▶ _Aufgaben_:
[1] Übersetze den Satz „Das zeigt den enormen Anspruch dieser Komposition.“ aus dem Seitenauszug über Mahlers Sinfonie ins Englische.
[2] Gib aus dem Seitenauszug über Mahlers Sinfonie den Abschnitt von „Mahler selbst nannte“ bis einschließlich „Anspruch dieser Komposition.“ wortgetreu wieder.

▶ _Seitenauszug_:
Mahler selbst nannte dieses monumentale Werk „seine Messe“. Und tatsächlich ist es weit mehr als eine gewöhnliche Sinfonie – es ist ein spirituelles, philosophisches, ja fast opernhaftes Gesamtkunstwerk. Wesentliche literarische Inspirationen hatte Mahler unter anderem bei Dostojewskis Die Brüder Karamasow erfahren. Im Gespräch mit Schönberg soll er gesagt haben:
„Lassen Sie die jungen Leute, die bei Ihnen lernen, doch Dostojewski lesen – das ist wichtiger als der Kontrapunkt!“
Gustav Mahler, zitiert nach Paul Stefan
Aber auch Goethes Faust II diente ihm als Inspiration: Er nahm das Werk als zentrales Element für diese Sinfonie – ein Text, der selbst Literaturkennerinnen und -kennern oft Rätsel aufgibt. Das zeigt den enormen Anspruch dieser Komposition.

Im ersten Teil der Sinfonie vertont Mahler den Pfingsthymnus „Veni Creator Spiritus“ – „Komm, Schöpfer Geist“. Zentral ist hier die Figur des „Parakleten“, ein Begriff aus dem Johannesevangelium. Gemeint ist der „Beistand“, der „Tröster“ – der Heilige Geist, den Jesus seinen Jüngern als bleibende geistige Gegenwart verheißt:
„Und ich will den Vater bitten, und er wird euch einen anderen Beistand (griech. paraklitos) geben, dass er bei euch bleibe in Ewigkeit: den Geist der Wahrheit, den die Welt nicht empfangen kann, denn sie sieht ihn nicht noch kennt ihn; ihr aber kennt ihn, denn er bleibt bei euch und wird in euch sein.“
Johannes 14, 16–17 (Lutherbibel 1984)

▶ _Bereitgestelltes Material_:

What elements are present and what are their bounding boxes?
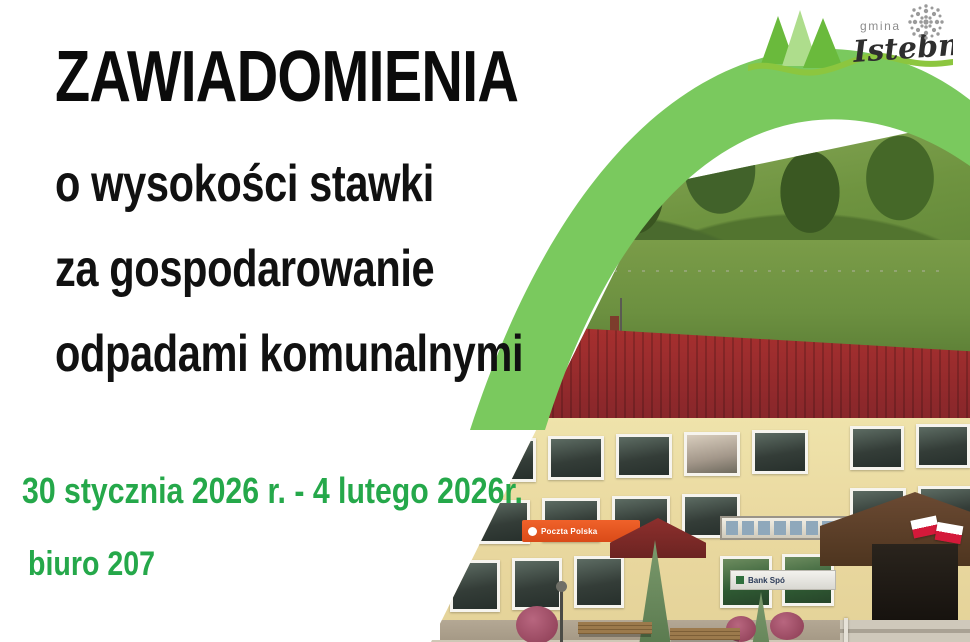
photo-window <box>548 436 604 480</box>
gmina-istebna-logo: gmina Istebna <box>748 4 953 80</box>
subtitle-line-1: o wysokości stawki <box>55 158 434 210</box>
photo-window <box>616 434 672 478</box>
bank-sign: Bank Spó <box>730 570 836 590</box>
bank-sign-label: Bank Spó <box>748 576 785 585</box>
subtitle-line-3: odpadami komunalnymi <box>55 328 523 380</box>
photo-window <box>752 430 808 474</box>
subtitle-line-2: za gospodarowanie <box>55 243 434 295</box>
office-number-text: biuro 207 <box>28 547 155 581</box>
photo-window <box>512 558 562 610</box>
photo-lamp-post <box>560 590 563 642</box>
photo-flower-bush <box>770 612 804 640</box>
photo-main-door <box>872 544 958 622</box>
post-office-sign-label: Poczta Polska <box>541 527 597 536</box>
bank-mark-icon <box>736 576 744 584</box>
rosette-icon <box>908 4 943 39</box>
date-range-text: 30 stycznia 2026 r. - 4 lutego 2026r. <box>22 473 523 509</box>
logo-trees-icon <box>761 10 843 68</box>
poster-canvas: Poczta Polska Bank Spó P <box>0 0 970 642</box>
photo-bench <box>578 622 652 634</box>
photo-bench <box>670 628 740 640</box>
photo-flower-bush <box>516 606 558 642</box>
photo-window <box>684 432 740 476</box>
photo-window <box>450 560 500 612</box>
photo-entrance-stairs <box>840 620 970 642</box>
page-title: ZAWIADOMIENIA <box>55 44 518 110</box>
photo-window <box>574 556 624 608</box>
photo-window <box>850 426 904 470</box>
photo-fence <box>460 270 940 272</box>
logo-small-text: gmina <box>860 19 901 33</box>
post-horn-icon <box>528 527 537 536</box>
photo-stair-handrail <box>844 618 848 642</box>
photo-antenna <box>620 298 622 332</box>
photo-window <box>916 424 970 468</box>
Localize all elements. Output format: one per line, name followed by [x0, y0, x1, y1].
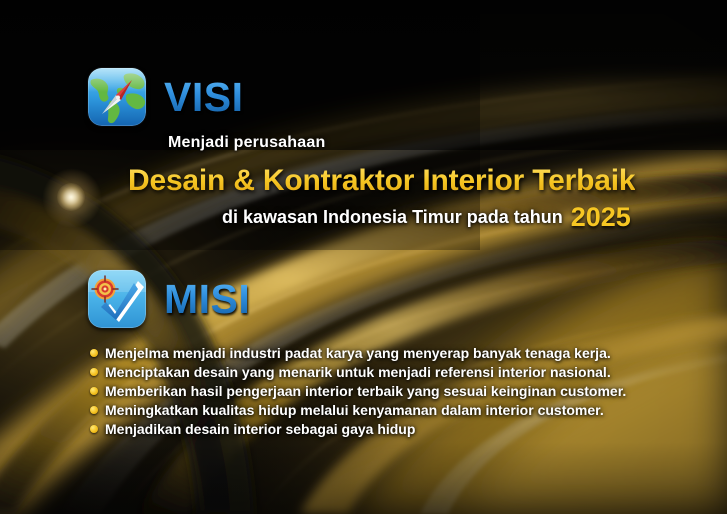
- visi-title: VISI: [164, 77, 243, 118]
- bullet-dot-icon: [90, 387, 98, 395]
- visi-year: 2025: [571, 202, 631, 232]
- visi-subtitle: Menjadi perusahaan: [168, 134, 325, 152]
- misi-list-item: Menjelma menjadi industri padat karya ya…: [90, 345, 626, 362]
- bullet-dot-icon: [90, 368, 98, 376]
- visi-tagline: di kawasan Indonesia Timur pada tahun202…: [222, 202, 631, 233]
- visi-section-header: VISI: [88, 68, 243, 126]
- misi-list-item: Memberikan hasil pengerjaan interior ter…: [90, 383, 626, 400]
- slide-content: VISI Menjadi perusahaan Desain & Kontrak…: [0, 0, 727, 514]
- misi-list: Menjelma menjadi industri padat karya ya…: [90, 345, 626, 440]
- misi-list-item-label: Meningkatkan kualitas hidup melalui keny…: [105, 402, 604, 419]
- target-check-icon: [88, 270, 146, 328]
- misi-list-item-label: Menjadikan desain interior sebagai gaya …: [105, 421, 415, 438]
- bullet-dot-icon: [90, 349, 98, 357]
- misi-title: MISI: [164, 279, 250, 320]
- misi-list-item-label: Menciptakan desain yang menarik untuk me…: [105, 364, 611, 381]
- compass-globe-icon: [88, 68, 146, 126]
- misi-list-item: Menjadikan desain interior sebagai gaya …: [90, 421, 626, 438]
- visi-tagline-text: di kawasan Indonesia Timur pada tahun: [222, 207, 563, 227]
- misi-list-item-label: Menjelma menjadi industri padat karya ya…: [105, 345, 611, 362]
- misi-section-header: MISI: [88, 270, 250, 328]
- bullet-dot-icon: [90, 425, 98, 433]
- misi-list-item: Meningkatkan kualitas hidup melalui keny…: [90, 402, 626, 419]
- visi-headline: Desain & Kontraktor Interior Terbaik: [128, 164, 635, 198]
- misi-list-item-label: Memberikan hasil pengerjaan interior ter…: [105, 383, 626, 400]
- compass-globe-icon-art: [88, 68, 146, 126]
- slide-canvas: VISI Menjadi perusahaan Desain & Kontrak…: [0, 0, 727, 514]
- misi-list-item: Menciptakan desain yang menarik untuk me…: [90, 364, 626, 381]
- bullet-dot-icon: [90, 406, 98, 414]
- target-check-icon-art: [88, 270, 146, 328]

▶ _Antworten je Aufgabe_:
[1] This shows the enormous ambition of this composition.

[2]
Mahler selbst nannte dieses monumentale Werk „seine Messe“. Und tatsächlich ist es weit mehr als eine gewöhnliche Sinfonie – es ist ein spirituelles, philosophisches, ja fast opernhaftes Gesamtkunstwerk. Wesentliche literarische Inspirationen hatte Mahler unter anderem bei Dostojewskis Die Brüder Karamasow erfahren. Im Gespräch mit Schönberg soll er gesagt haben:
„Lassen Sie die jungen Leute, die bei Ihnen lernen, doch Dostojewski lesen – das ist wichtiger als der Kontrapunkt!“
Gustav Mahler, zitiert nach Paul Stefan
Aber auch Goethes Faust II diente ihm als Inspiration: Er nahm das Werk als zentrales Element für diese Sinfonie – ein Text, der selbst Literaturkennerinnen und -kennern oft Rätsel aufgibt. Das zeigt den enormen Anspruch dieser Komposition.